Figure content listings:
_ _ _

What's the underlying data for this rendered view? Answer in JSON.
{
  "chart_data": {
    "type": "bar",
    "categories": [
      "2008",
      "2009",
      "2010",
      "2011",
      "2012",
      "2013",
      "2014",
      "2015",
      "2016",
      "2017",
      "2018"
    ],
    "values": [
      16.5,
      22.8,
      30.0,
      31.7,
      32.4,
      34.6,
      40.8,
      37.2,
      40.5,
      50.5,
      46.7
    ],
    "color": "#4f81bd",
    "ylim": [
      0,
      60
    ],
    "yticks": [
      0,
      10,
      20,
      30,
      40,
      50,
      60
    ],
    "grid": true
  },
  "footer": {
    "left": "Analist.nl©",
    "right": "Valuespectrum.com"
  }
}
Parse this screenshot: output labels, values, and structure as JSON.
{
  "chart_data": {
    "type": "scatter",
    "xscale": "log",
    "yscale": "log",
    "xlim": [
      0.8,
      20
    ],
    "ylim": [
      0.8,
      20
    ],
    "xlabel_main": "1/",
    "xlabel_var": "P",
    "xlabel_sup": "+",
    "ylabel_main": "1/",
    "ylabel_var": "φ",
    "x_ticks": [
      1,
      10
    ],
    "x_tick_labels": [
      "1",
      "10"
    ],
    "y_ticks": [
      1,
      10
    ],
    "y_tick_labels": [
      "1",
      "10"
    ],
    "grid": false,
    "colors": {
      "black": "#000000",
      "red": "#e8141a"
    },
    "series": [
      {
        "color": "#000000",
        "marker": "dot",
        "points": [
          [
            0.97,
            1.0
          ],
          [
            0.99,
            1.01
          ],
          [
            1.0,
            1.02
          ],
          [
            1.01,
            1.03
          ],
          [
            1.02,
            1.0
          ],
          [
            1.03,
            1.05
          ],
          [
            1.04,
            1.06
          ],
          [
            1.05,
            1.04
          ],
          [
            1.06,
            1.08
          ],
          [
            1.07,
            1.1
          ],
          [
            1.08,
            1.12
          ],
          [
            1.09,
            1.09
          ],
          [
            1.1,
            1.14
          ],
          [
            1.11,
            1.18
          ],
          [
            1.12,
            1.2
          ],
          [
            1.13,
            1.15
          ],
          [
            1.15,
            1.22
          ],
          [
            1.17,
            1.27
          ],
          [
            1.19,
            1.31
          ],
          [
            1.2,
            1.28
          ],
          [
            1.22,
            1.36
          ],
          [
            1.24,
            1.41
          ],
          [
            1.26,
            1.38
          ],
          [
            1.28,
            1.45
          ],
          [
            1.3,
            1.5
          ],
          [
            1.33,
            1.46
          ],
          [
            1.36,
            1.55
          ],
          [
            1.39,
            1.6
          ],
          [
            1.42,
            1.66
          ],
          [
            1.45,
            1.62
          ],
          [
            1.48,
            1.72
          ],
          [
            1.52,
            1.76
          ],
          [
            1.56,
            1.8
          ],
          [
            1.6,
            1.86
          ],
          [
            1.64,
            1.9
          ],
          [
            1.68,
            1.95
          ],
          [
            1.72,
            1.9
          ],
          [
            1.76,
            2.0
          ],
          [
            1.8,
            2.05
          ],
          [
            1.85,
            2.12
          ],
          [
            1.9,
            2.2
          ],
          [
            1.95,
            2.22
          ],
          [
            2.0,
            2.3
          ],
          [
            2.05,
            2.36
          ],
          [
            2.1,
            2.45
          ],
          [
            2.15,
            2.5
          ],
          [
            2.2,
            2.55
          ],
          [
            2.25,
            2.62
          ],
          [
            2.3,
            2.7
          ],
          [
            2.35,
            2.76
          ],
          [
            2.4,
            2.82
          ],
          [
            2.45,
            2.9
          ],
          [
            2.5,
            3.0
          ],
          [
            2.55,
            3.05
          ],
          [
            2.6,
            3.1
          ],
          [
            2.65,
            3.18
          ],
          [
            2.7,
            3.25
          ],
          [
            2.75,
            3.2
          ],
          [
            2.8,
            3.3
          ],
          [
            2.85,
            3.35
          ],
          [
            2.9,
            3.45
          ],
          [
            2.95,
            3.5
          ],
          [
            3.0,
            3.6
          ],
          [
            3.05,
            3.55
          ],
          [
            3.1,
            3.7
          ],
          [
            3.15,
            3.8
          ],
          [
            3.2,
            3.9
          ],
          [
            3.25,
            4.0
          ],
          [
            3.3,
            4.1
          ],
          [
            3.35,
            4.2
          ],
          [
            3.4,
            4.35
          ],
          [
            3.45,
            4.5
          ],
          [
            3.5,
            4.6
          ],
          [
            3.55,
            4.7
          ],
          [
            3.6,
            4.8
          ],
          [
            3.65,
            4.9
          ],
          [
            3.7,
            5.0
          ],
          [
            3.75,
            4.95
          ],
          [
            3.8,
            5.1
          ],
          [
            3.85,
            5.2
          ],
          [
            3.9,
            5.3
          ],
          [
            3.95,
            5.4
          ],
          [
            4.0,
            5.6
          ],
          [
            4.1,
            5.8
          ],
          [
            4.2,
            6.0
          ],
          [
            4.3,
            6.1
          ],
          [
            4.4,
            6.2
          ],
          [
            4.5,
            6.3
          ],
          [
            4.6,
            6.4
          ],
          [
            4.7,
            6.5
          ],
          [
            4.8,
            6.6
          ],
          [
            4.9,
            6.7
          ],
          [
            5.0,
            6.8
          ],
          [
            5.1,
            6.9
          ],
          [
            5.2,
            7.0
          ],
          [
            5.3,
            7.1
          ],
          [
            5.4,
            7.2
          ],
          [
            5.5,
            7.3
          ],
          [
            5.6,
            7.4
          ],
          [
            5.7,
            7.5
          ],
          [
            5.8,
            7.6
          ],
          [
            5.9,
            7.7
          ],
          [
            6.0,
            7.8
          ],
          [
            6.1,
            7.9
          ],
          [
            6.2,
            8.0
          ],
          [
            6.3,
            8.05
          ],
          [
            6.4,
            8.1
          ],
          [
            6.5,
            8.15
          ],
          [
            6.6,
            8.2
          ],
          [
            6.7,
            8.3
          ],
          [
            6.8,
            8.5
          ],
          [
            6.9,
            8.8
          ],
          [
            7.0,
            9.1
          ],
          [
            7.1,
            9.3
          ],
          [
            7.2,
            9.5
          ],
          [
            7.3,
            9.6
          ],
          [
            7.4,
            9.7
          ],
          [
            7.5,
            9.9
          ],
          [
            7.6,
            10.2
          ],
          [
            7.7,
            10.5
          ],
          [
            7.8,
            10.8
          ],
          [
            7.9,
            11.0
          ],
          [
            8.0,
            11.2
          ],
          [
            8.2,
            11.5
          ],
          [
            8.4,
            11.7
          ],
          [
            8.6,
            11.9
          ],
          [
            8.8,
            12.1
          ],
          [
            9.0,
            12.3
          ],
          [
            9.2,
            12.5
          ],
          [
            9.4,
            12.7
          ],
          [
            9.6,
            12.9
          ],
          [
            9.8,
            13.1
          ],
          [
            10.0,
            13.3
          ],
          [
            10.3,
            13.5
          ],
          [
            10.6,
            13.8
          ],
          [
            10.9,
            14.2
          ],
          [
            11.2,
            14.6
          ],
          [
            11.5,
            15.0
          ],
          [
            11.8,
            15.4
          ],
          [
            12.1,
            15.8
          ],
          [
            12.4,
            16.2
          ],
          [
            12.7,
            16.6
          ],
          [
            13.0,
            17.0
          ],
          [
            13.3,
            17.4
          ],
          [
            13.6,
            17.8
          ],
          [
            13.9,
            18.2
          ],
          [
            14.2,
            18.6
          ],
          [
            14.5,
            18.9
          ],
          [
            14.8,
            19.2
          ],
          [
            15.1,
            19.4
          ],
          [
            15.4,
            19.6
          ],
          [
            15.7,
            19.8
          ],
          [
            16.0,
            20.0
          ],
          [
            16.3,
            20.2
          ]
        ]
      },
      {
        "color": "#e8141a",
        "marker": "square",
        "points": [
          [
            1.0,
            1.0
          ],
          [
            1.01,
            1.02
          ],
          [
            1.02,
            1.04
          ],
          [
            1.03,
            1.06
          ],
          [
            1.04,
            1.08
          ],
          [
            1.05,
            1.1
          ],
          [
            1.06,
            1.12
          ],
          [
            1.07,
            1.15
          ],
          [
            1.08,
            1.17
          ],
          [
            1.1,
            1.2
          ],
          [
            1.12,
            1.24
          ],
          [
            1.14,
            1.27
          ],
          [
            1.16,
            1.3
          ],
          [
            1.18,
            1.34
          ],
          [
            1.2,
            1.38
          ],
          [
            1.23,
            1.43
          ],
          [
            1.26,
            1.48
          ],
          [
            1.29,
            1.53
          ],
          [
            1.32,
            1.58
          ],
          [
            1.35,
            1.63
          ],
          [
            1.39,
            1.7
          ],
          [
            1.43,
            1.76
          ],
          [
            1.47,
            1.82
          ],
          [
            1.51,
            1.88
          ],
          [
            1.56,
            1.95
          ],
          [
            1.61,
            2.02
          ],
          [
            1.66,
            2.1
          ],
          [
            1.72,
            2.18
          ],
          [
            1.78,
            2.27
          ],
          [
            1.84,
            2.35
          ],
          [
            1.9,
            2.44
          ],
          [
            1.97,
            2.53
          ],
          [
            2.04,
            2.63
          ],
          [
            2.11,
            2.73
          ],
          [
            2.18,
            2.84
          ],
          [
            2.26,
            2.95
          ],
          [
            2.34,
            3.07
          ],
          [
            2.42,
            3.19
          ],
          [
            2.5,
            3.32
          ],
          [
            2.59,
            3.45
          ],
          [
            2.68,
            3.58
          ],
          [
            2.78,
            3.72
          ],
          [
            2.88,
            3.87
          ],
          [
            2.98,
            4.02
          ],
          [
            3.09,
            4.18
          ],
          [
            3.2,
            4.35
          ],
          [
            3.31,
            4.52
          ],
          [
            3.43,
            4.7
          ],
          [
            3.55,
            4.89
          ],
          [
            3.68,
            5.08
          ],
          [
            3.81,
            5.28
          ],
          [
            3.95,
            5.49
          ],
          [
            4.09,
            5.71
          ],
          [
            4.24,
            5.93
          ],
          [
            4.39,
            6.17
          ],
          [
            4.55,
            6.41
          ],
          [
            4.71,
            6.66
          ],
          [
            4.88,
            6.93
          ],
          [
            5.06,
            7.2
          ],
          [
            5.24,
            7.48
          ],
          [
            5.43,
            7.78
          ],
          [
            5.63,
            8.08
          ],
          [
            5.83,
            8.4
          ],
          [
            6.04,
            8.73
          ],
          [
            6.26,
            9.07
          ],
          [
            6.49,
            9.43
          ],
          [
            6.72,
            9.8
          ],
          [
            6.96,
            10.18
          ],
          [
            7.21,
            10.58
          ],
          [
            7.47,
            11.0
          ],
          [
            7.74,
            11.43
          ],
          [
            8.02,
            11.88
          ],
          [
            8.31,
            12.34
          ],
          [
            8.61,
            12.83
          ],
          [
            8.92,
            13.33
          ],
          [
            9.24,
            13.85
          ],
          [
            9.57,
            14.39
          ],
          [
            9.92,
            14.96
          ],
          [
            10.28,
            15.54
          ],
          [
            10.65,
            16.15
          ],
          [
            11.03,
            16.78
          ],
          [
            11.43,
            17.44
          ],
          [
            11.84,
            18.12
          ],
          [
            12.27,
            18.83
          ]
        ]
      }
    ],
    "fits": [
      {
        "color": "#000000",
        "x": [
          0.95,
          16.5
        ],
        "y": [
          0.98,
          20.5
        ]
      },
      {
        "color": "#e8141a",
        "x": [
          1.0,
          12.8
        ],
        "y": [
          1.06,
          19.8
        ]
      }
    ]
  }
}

_ _ _

• [Work required]:
Search the lines for the string "this" and copy every line that has it.

• [Task result]:
What's the underlying data for this rendered view? Answer in JSON.
Parse this screenshot: output labels, values, and structure as JSON.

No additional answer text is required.